Your task is to locate every line holding the string "hand" and to copy each of them.

Dataset rows -
#####
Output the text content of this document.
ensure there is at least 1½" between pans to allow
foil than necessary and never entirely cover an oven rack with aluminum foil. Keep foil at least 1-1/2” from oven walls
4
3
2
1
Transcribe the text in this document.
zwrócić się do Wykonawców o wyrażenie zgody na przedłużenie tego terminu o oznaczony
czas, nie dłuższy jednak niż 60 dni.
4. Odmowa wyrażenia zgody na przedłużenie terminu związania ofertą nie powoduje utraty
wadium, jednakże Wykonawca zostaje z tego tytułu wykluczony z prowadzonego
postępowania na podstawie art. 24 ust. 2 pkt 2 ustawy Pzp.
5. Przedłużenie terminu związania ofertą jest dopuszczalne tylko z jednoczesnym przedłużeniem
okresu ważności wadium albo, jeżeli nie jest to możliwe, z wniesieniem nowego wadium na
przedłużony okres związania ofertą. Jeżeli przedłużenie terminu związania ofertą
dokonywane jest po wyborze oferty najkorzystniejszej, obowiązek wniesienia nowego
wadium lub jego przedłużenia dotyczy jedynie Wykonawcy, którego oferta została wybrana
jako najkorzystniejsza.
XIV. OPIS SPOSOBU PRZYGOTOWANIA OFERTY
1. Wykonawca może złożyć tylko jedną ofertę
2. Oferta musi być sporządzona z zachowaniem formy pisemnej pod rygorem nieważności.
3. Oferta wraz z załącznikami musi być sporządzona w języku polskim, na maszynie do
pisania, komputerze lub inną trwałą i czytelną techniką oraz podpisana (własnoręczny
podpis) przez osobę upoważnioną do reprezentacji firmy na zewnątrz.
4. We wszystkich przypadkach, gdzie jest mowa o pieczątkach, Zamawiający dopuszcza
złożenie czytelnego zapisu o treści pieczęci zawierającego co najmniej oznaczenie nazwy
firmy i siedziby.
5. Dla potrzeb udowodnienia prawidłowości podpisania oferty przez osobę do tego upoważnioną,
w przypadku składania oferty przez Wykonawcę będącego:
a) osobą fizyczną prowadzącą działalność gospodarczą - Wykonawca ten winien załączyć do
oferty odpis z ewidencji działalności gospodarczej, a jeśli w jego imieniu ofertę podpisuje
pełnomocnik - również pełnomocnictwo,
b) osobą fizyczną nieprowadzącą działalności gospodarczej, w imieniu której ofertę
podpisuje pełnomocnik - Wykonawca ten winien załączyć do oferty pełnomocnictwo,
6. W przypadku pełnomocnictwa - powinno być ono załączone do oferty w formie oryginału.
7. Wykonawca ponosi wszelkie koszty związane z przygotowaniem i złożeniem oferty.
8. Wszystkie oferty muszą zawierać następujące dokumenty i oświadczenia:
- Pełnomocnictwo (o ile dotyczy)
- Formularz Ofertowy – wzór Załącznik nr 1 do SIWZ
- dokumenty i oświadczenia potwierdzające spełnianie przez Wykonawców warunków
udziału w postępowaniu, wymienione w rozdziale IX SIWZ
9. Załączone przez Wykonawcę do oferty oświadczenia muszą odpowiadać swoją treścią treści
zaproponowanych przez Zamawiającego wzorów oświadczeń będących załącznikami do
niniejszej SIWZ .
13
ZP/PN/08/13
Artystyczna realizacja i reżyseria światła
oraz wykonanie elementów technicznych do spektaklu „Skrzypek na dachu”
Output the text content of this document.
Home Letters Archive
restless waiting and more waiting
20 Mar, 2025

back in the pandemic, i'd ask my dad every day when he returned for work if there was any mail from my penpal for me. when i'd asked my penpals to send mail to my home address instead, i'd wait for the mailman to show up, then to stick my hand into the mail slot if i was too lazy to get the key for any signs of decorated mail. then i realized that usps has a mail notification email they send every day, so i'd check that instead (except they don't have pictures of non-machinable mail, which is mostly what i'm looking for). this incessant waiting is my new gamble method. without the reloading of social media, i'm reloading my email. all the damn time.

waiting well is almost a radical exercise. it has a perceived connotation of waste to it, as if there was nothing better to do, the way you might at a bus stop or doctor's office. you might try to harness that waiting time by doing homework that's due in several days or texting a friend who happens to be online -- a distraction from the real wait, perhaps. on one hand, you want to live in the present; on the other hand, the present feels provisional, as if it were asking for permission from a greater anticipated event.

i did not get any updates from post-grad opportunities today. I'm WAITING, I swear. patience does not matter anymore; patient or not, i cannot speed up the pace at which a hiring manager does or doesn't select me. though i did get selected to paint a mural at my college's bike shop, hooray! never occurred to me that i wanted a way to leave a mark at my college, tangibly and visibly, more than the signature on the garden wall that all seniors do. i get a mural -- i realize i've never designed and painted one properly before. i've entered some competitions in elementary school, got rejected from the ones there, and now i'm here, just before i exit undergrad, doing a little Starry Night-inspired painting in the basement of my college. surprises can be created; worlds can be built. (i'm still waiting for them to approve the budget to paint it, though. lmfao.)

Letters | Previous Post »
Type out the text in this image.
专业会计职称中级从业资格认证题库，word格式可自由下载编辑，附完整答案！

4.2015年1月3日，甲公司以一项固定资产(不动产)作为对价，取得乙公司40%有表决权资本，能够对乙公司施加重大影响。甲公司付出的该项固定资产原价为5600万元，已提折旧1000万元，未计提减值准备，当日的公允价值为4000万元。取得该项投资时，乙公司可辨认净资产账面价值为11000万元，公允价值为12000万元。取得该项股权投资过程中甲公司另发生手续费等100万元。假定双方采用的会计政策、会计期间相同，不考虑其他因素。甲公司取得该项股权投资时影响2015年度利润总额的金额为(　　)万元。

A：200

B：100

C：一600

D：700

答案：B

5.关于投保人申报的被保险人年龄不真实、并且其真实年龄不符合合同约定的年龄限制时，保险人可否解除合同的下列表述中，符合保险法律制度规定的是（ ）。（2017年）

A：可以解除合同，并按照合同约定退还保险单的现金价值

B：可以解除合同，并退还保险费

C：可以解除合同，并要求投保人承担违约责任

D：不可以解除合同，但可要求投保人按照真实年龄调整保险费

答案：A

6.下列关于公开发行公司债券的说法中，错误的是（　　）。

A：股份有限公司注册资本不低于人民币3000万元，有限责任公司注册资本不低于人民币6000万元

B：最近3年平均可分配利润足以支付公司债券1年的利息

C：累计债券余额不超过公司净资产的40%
#####
Solution to the exercise -
back in the pandemic, i'd ask my dad every day when he returned for work if there was any mail from my penpal for me. when i'd asked my penpals to send mail to my home address instead, i'd wait for the mailman to show up, then to stick my hand into the mail slot if i was too lazy to get the key for any signs of decorated mail. then i realized that usps has a mail notification email they send every day, so i'd check that instead (except they don't have pictures of non-machinable mail, which is mostly what i'm looking for). this incessant waiting is my new gamble method. without the reloading of social media, i'm reloading my email. all the damn time.
waiting well is almost a radical exercise. it has a perceived connotation of waste to it, as if there was nothing better to do, the way you might at a bus stop or doctor's office. you might try to harness that waiting time by doing homework that's due in several days or texting a friend who happens to be online -- a distraction from the real wait, perhaps. on one hand, you want to live in the present; on the other hand, the present feels provisional, as if it were asking for permission from a greater anticipated event.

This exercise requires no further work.